>> START Records for this task
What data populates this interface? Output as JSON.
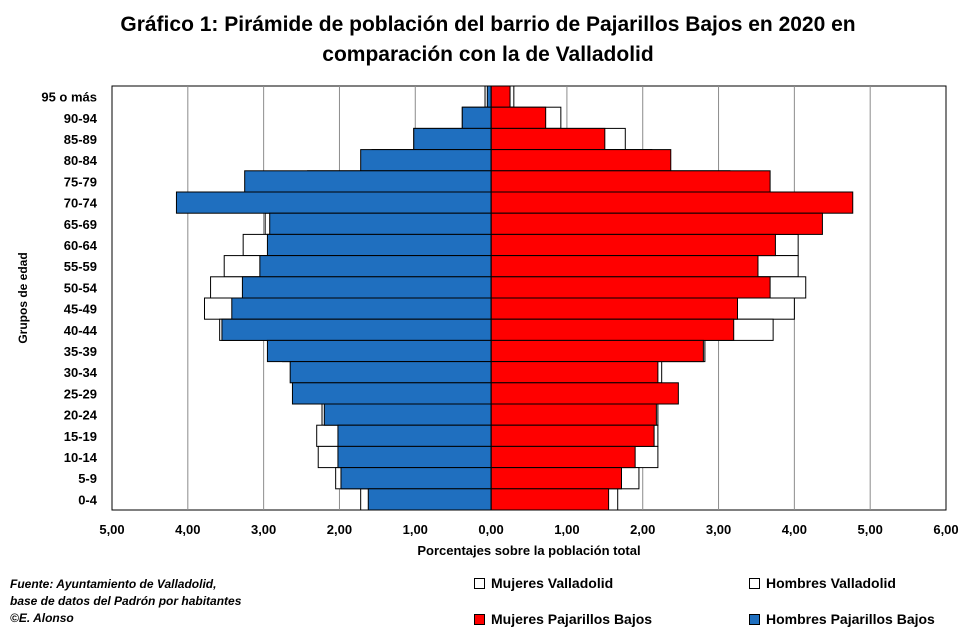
{
  "title_lines": [
    "Gráfico 1: Pirámide de población del barrio de Pajarillos Bajos en 2020 en",
    "comparación con la de Valladolid"
  ],
  "source_lines": [
    "Fuente: Ayuntamiento de Valladolid,",
    "base de datos del Padrón por habitantes",
    "©E. Alonso"
  ],
  "colors": {
    "hombres_pajarillos": "#1F6FBF",
    "mujeres_pajarillos": "#FF0000",
    "valladolid": "#FFFFFF"
  },
  "chart_data": {
    "type": "bar",
    "orientation": "horizontal",
    "title": "Gráfico 1: Pirámide de población del barrio de Pajarillos Bajos en 2020 en comparación con la de Valladolid",
    "xlabel": "Porcentajes sobre la población total",
    "ylabel": "Grupos de edad",
    "xlim": [
      -5,
      6
    ],
    "x_ticks": [
      "5,00",
      "4,00",
      "3,00",
      "2,00",
      "1,00",
      "0,00",
      "1,00",
      "2,00",
      "3,00",
      "4,00",
      "5,00",
      "6,00"
    ],
    "grid": "vertical",
    "legend_position": "bottom",
    "categories": [
      "95 o más",
      "90-94",
      "85-89",
      "80-84",
      "75-79",
      "70-74",
      "65-69",
      "60-64",
      "55-59",
      "50-54",
      "45-49",
      "40-44",
      "35-39",
      "30-34",
      "25-29",
      "20-24",
      "15-19",
      "10-14",
      "5-9",
      "0-4"
    ],
    "series": [
      {
        "name": "Mujeres Valladolid",
        "side": "right",
        "values": [
          0.3,
          0.92,
          1.77,
          2.12,
          3.15,
          3.62,
          3.65,
          4.05,
          4.05,
          4.15,
          4.0,
          3.72,
          2.82,
          2.25,
          2.2,
          2.2,
          2.2,
          2.2,
          1.95,
          1.67
        ]
      },
      {
        "name": "Hombres Valladolid",
        "side": "left",
        "values": [
          0.08,
          0.38,
          1.02,
          1.57,
          2.42,
          2.92,
          2.98,
          3.27,
          3.52,
          3.7,
          3.78,
          3.58,
          2.75,
          2.27,
          2.3,
          2.23,
          2.3,
          2.28,
          2.05,
          1.72
        ]
      },
      {
        "name": "Mujeres Pajarillos Bajos",
        "side": "right",
        "values": [
          0.25,
          0.72,
          1.5,
          2.37,
          3.68,
          4.77,
          4.37,
          3.75,
          3.52,
          3.68,
          3.25,
          3.2,
          2.8,
          2.2,
          2.47,
          2.18,
          2.15,
          1.9,
          1.72,
          1.55
        ]
      },
      {
        "name": "Hombres Pajarillos Bajos",
        "side": "left",
        "values": [
          0.05,
          0.38,
          1.02,
          1.72,
          3.25,
          4.15,
          2.92,
          2.95,
          3.05,
          3.28,
          3.42,
          3.55,
          2.95,
          2.65,
          2.62,
          2.2,
          2.02,
          2.02,
          1.98,
          1.62
        ]
      }
    ]
  }
}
>> END Records for this task
Give back every line exactly as it stands, pictures excluded.

The result:
What data populates this interface? Output as JSON.
{
  "title_lines": [
    "Gráfico 1: Pirámide de población del barrio de Pajarillos Bajos en 2020 en",
    "comparación con la de Valladolid"
  ],
  "source_lines": [
    "Fuente: Ayuntamiento de Valladolid,",
    "base de datos del Padrón por habitantes",
    "©E. Alonso"
  ],
  "colors": {
    "hombres_pajarillos": "#1F6FBF",
    "mujeres_pajarillos": "#FF0000",
    "valladolid": "#FFFFFF"
  },
  "chart_data": {
    "type": "bar",
    "orientation": "horizontal",
    "title": "Gráfico 1: Pirámide de población del barrio de Pajarillos Bajos en 2020 en comparación con la de Valladolid",
    "xlabel": "Porcentajes sobre la población total",
    "ylabel": "Grupos de edad",
    "xlim": [
      -5,
      6
    ],
    "x_ticks": [
      "5,00",
      "4,00",
      "3,00",
      "2,00",
      "1,00",
      "0,00",
      "1,00",
      "2,00",
      "3,00",
      "4,00",
      "5,00",
      "6,00"
    ],
    "grid": "vertical",
    "legend_position": "bottom",
    "categories": [
      "95 o más",
      "90-94",
      "85-89",
      "80-84",
      "75-79",
      "70-74",
      "65-69",
      "60-64",
      "55-59",
      "50-54",
      "45-49",
      "40-44",
      "35-39",
      "30-34",
      "25-29",
      "20-24",
      "15-19",
      "10-14",
      "5-9",
      "0-4"
    ],
    "series": [
      {
        "name": "Mujeres Valladolid",
        "side": "right",
        "values": [
          0.3,
          0.92,
          1.77,
          2.12,
          3.15,
          3.62,
          3.65,
          4.05,
          4.05,
          4.15,
          4.0,
          3.72,
          2.82,
          2.25,
          2.2,
          2.2,
          2.2,
          2.2,
          1.95,
          1.67
        ]
      },
      {
        "name": "Hombres Valladolid",
        "side": "left",
        "values": [
          0.08,
          0.38,
          1.02,
          1.57,
          2.42,
          2.92,
          2.98,
          3.27,
          3.52,
          3.7,
          3.78,
          3.58,
          2.75,
          2.27,
          2.3,
          2.23,
          2.3,
          2.28,
          2.05,
          1.72
        ]
      },
      {
        "name": "Mujeres Pajarillos Bajos",
        "side": "right",
        "values": [
          0.25,
          0.72,
          1.5,
          2.37,
          3.68,
          4.77,
          4.37,
          3.75,
          3.52,
          3.68,
          3.25,
          3.2,
          2.8,
          2.2,
          2.47,
          2.18,
          2.15,
          1.9,
          1.72,
          1.55
        ]
      },
      {
        "name": "Hombres Pajarillos Bajos",
        "side": "left",
        "values": [
          0.05,
          0.38,
          1.02,
          1.72,
          3.25,
          4.15,
          2.92,
          2.95,
          3.05,
          3.28,
          3.42,
          3.55,
          2.95,
          2.65,
          2.62,
          2.2,
          2.02,
          2.02,
          1.98,
          1.62
        ]
      }
    ]
  }
}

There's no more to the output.